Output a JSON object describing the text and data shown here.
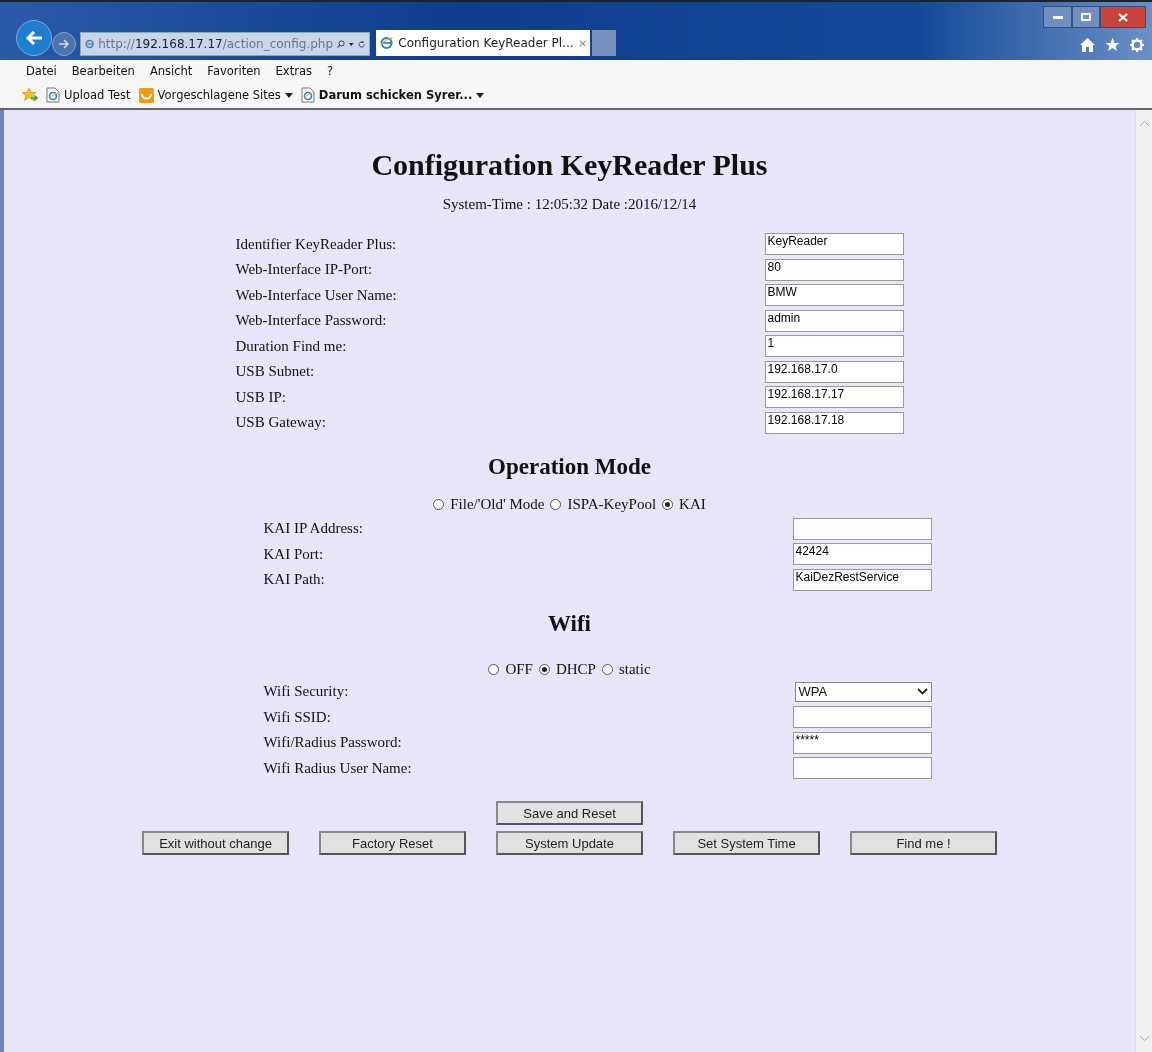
{
  "browser": {
    "address": "http://**192.168.17.17**/action_config.php",
    "tab_title": "Configuration KeyReader Pl...",
    "menu": [
      "Datei",
      "Bearbeiten",
      "Ansicht",
      "Favoriten",
      "Extras",
      "?"
    ],
    "favorites": [
      {
        "label": "Upload Test",
        "kind": "page",
        "dropdown": false
      },
      {
        "label": "Vorgeschlagene Sites",
        "kind": "suggested",
        "dropdown": true
      },
      {
        "label": "Darum schicken Syrer...",
        "kind": "page",
        "dropdown": true,
        "bold": true
      }
    ]
  },
  "page": {
    "title": "Configuration KeyReader Plus",
    "system_time": "System-Time : 12:05:32 Date :2016/12/14",
    "general_fields": [
      {
        "label": "Identifier KeyReader Plus:",
        "kind": "text",
        "value": "KeyReader"
      },
      {
        "label": "Web-Interface IP-Port:",
        "kind": "text",
        "value": "80"
      },
      {
        "label": "Web-Interface User Name:",
        "kind": "text",
        "value": "BMW"
      },
      {
        "label": "Web-Interface Password:",
        "kind": "text",
        "value": "admin"
      },
      {
        "label": "Duration Find me:",
        "kind": "text",
        "value": "1"
      },
      {
        "label": "USB Subnet:",
        "kind": "text",
        "value": "192.168.17.0"
      },
      {
        "label": "USB IP:",
        "kind": "text",
        "value": "192.168.17.17"
      },
      {
        "label": "USB Gateway:",
        "kind": "text",
        "value": "192.168.17.18"
      }
    ],
    "operation_mode": {
      "heading": "Operation Mode",
      "options": [
        {
          "label": "File/'Old' Mode",
          "selected": false
        },
        {
          "label": "ISPA-KeyPool",
          "selected": false
        },
        {
          "label": "KAI",
          "selected": true
        }
      ],
      "fields": [
        {
          "label": "KAI IP Address:",
          "kind": "text"
        },
        {
          "label": "KAI Port:",
          "kind": "text",
          "value": "42424"
        },
        {
          "label": "KAI Path:",
          "kind": "text",
          "value": "KaiDezRestService"
        }
      ]
    },
    "wifi": {
      "heading": "Wifi",
      "options": [
        {
          "label": "OFF",
          "selected": false
        },
        {
          "label": "DHCP",
          "selected": true
        },
        {
          "label": "static",
          "selected": false
        }
      ],
      "fields": [
        {
          "label": "Wifi Security:",
          "kind": "select",
          "value": "WPA"
        },
        {
          "label": "Wifi SSID:",
          "kind": "text"
        },
        {
          "label": "Wifi/Radius Password:",
          "kind": "text",
          "value": "*****"
        },
        {
          "label": "Wifi Radius User Name:",
          "kind": "text"
        }
      ]
    },
    "top_button": "Save and Reset",
    "buttons": [
      "Exit without change",
      "Factory Reset",
      "System Update",
      "Set System Time",
      "Find me !"
    ]
  }
}
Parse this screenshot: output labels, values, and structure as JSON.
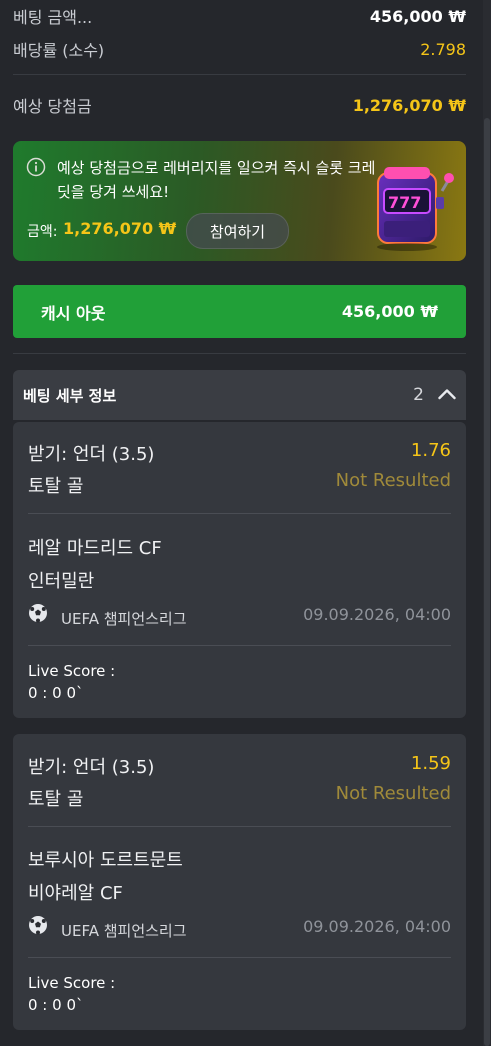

§ **Task to complete**
Give the number of lines in the entries that hold the word "JSON", and nothing else.

§ **Response**
2